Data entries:
=-=-=

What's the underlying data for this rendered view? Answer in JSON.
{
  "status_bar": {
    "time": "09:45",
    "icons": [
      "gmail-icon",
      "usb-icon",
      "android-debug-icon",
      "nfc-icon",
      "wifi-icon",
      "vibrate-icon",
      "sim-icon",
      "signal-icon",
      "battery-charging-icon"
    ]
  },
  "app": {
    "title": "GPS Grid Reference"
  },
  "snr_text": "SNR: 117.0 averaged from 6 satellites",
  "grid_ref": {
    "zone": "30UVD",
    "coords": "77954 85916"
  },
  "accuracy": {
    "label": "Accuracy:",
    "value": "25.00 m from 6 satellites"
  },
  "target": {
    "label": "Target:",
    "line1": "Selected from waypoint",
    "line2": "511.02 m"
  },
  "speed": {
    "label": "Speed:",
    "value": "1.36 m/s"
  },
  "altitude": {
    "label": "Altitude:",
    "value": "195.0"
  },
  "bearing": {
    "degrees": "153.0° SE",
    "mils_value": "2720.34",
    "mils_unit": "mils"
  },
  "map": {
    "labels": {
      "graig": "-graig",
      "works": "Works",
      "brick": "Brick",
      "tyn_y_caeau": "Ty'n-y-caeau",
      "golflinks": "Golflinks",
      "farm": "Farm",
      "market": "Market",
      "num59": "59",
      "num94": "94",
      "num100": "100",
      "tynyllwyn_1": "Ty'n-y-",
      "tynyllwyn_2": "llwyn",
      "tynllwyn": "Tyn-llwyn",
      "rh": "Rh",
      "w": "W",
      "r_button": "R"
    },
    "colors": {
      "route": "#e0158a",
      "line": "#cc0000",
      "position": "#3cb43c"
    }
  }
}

=-=-=

REQUEST: Search the data for the string "satellites". List each line that has it.

SOLUTION BELOW:
  "snr_text": "SNR: 117.0 averaged from 6 satellites",
    "value": "25.00 m from 6 satellites"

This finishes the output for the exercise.